TASK PROMPT: Give all of the lines again exactly as they read.

(Saved entries)
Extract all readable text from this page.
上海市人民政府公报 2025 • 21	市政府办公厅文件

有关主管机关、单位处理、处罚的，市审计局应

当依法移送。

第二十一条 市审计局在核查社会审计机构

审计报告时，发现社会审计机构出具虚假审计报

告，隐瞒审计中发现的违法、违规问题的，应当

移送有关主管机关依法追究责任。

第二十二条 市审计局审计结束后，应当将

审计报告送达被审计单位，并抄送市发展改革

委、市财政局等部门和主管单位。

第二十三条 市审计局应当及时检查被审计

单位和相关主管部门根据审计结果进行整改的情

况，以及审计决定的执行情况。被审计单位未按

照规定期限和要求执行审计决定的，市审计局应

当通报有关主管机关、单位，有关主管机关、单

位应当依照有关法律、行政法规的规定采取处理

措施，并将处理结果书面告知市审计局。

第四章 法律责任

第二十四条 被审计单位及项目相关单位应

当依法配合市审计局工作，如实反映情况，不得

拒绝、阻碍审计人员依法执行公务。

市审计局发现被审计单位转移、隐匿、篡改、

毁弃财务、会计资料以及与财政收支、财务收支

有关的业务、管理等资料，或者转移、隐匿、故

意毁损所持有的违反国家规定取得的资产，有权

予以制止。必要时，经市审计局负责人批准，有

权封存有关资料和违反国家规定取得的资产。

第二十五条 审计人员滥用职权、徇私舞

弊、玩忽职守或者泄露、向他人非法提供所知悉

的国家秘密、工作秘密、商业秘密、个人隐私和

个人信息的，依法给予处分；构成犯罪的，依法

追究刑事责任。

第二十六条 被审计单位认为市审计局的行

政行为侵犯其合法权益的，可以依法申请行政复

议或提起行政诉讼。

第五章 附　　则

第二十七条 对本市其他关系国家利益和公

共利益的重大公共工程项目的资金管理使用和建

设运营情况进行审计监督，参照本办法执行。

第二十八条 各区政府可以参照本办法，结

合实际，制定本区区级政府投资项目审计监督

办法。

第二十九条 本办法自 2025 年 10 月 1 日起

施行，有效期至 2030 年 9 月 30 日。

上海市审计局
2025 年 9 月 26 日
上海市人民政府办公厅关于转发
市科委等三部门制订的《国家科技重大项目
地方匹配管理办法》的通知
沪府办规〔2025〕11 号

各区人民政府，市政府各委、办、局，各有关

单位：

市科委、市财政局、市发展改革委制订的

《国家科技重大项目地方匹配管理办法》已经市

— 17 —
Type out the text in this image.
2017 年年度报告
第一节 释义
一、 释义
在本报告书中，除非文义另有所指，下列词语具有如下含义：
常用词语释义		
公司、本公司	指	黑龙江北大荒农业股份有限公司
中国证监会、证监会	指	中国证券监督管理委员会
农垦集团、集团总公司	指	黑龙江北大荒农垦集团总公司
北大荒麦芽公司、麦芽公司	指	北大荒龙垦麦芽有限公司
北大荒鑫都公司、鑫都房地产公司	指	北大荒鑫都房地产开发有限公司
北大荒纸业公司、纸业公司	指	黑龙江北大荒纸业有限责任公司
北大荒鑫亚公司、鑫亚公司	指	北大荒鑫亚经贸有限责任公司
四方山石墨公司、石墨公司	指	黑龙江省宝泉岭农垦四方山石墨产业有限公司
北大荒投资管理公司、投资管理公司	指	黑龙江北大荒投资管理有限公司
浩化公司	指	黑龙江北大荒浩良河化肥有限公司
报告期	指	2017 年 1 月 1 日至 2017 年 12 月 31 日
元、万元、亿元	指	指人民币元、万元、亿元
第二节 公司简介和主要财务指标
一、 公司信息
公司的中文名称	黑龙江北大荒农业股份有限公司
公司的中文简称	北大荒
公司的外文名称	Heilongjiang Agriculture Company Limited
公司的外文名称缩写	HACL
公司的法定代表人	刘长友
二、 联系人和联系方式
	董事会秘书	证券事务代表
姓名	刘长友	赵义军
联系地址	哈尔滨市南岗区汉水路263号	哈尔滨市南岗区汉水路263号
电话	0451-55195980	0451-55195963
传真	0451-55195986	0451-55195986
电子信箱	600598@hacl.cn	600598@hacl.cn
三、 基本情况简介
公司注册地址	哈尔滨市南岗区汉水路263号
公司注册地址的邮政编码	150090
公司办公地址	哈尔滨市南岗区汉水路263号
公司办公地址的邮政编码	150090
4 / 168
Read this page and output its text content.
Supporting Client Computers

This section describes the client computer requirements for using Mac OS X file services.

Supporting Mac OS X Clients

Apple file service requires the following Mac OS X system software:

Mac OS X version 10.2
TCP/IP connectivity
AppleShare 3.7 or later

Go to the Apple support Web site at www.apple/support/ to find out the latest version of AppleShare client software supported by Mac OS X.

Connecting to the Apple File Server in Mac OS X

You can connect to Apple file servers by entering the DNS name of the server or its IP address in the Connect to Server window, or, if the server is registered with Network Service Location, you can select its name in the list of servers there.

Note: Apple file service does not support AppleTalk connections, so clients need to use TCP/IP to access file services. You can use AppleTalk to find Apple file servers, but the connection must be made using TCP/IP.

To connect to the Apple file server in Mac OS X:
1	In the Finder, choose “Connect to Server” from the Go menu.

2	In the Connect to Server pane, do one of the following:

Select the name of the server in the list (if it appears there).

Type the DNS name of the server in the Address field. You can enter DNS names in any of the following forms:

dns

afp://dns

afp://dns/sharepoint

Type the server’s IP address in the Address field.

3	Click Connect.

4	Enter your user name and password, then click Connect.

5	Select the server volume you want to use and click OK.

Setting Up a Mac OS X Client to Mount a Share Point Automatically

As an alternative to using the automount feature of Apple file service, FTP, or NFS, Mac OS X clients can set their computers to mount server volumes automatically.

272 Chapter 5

RESULT OF THIS EXERCISE:
Extract all readable text from this page.
上海市人民政府公报 2025 • 21	市政府办公厅文件

有关主管机关、单位处理、处罚的，市审计局应

当依法移送。

第二十一条 市审计局在核查社会审计机构

审计报告时，发现社会审计机构出具虚假审计报

告，隐瞒审计中发现的违法、违规问题的，应当

移送有关主管机关依法追究责任。

第二十二条 市审计局审计结束后，应当将

审计报告送达被审计单位，并抄送市发展改革

委、市财政局等部门和主管单位。

第二十三条 市审计局应当及时检查被审计

单位和相关主管部门根据审计结果进行整改的情

况，以及审计决定的执行情况。被审计单位未按

照规定期限和要求执行审计决定的，市审计局应

当通报有关主管机关、单位，有关主管机关、单

位应当依照有关法律、行政法规的规定采取处理

措施，并将处理结果书面告知市审计局。

第四章 法律责任

第二十四条 被审计单位及项目相关单位应

当依法配合市审计局工作，如实反映情况，不得

拒绝、阻碍审计人员依法执行公务。

市审计局发现被审计单位转移、隐匿、篡改、

毁弃财务、会计资料以及与财政收支、财务收支

有关的业务、管理等资料，或者转移、隐匿、故

意毁损所持有的违反国家规定取得的资产，有权

予以制止。必要时，经市审计局负责人批准，有

权封存有关资料和违反国家规定取得的资产。

第二十五条 审计人员滥用职权、徇私舞

弊、玩忽职守或者泄露、向他人非法提供所知悉

的国家秘密、工作秘密、商业秘密、个人隐私和

个人信息的，依法给予处分；构成犯罪的，依法

追究刑事责任。

第二十六条 被审计单位认为市审计局的行

政行为侵犯其合法权益的，可以依法申请行政复

议或提起行政诉讼。

第五章 附　　则

第二十七条 对本市其他关系国家利益和公

共利益的重大公共工程项目的资金管理使用和建

设运营情况进行审计监督，参照本办法执行。

第二十八条 各区政府可以参照本办法，结

合实际，制定本区区级政府投资项目审计监督

办法。

第二十九条 本办法自 2025 年 10 月 1 日起

施行，有效期至 2030 年 9 月 30 日。

上海市审计局
2025 年 9 月 26 日
上海市人民政府办公厅关于转发
市科委等三部门制订的《国家科技重大项目
地方匹配管理办法》的通知
沪府办规〔2025〕11 号

各区人民政府，市政府各委、办、局，各有关

单位：

市科委、市财政局、市发展改革委制订的

《国家科技重大项目地方匹配管理办法》已经市

— 17 —
Type out the text in this image.
2017 年年度报告
第一节 释义
一、 释义
在本报告书中，除非文义另有所指，下列词语具有如下含义：
常用词语释义		
公司、本公司	指	黑龙江北大荒农业股份有限公司
中国证监会、证监会	指	中国证券监督管理委员会
农垦集团、集团总公司	指	黑龙江北大荒农垦集团总公司
北大荒麦芽公司、麦芽公司	指	北大荒龙垦麦芽有限公司
北大荒鑫都公司、鑫都房地产公司	指	北大荒鑫都房地产开发有限公司
北大荒纸业公司、纸业公司	指	黑龙江北大荒纸业有限责任公司
北大荒鑫亚公司、鑫亚公司	指	北大荒鑫亚经贸有限责任公司
四方山石墨公司、石墨公司	指	黑龙江省宝泉岭农垦四方山石墨产业有限公司
北大荒投资管理公司、投资管理公司	指	黑龙江北大荒投资管理有限公司
浩化公司	指	黑龙江北大荒浩良河化肥有限公司
报告期	指	2017 年 1 月 1 日至 2017 年 12 月 31 日
元、万元、亿元	指	指人民币元、万元、亿元
第二节 公司简介和主要财务指标
一、 公司信息
公司的中文名称	黑龙江北大荒农业股份有限公司
公司的中文简称	北大荒
公司的外文名称	Heilongjiang Agriculture Company Limited
公司的外文名称缩写	HACL
公司的法定代表人	刘长友
二、 联系人和联系方式
	董事会秘书	证券事务代表
姓名	刘长友	赵义军
联系地址	哈尔滨市南岗区汉水路263号	哈尔滨市南岗区汉水路263号
电话	0451-55195980	0451-55195963
传真	0451-55195986	0451-55195986
电子信箱	600598@hacl.cn	600598@hacl.cn
三、 基本情况简介
公司注册地址	哈尔滨市南岗区汉水路263号
公司注册地址的邮政编码	150090
公司办公地址	哈尔滨市南岗区汉水路263号
公司办公地址的邮政编码	150090
4 / 168
Read this page and output its text content.
Supporting Client Computers

This section describes the client computer requirements for using Mac OS X file services.

Supporting Mac OS X Clients

Apple file service requires the following Mac OS X system software:

Mac OS X version 10.2
TCP/IP connectivity
AppleShare 3.7 or later

Go to the Apple support Web site at www.apple/support/ to find out the latest version of AppleShare client software supported by Mac OS X.

Connecting to the Apple File Server in Mac OS X

You can connect to Apple file servers by entering the DNS name of the server or its IP address in the Connect to Server window, or, if the server is registered with Network Service Location, you can select its name in the list of servers there.

Note: Apple file service does not support AppleTalk connections, so clients need to use TCP/IP to access file services. You can use AppleTalk to find Apple file servers, but the connection must be made using TCP/IP.

To connect to the Apple file server in Mac OS X:
1	In the Finder, choose “Connect to Server” from the Go menu.

2	In the Connect to Server pane, do one of the following:

Select the name of the server in the list (if it appears there).

Type the DNS name of the server in the Address field. You can enter DNS names in any of the following forms:

dns

afp://dns

afp://dns/sharepoint

Type the server’s IP address in the Address field.

3	Click Connect.

4	Enter your user name and password, then click Connect.

5	Select the server volume you want to use and click OK.

Setting Up a Mac OS X Client to Mount a Share Point Automatically

As an alternative to using the automount feature of Apple file service, FTP, or NFS, Mac OS X clients can set their computers to mount server volumes automatically.

272 Chapter 5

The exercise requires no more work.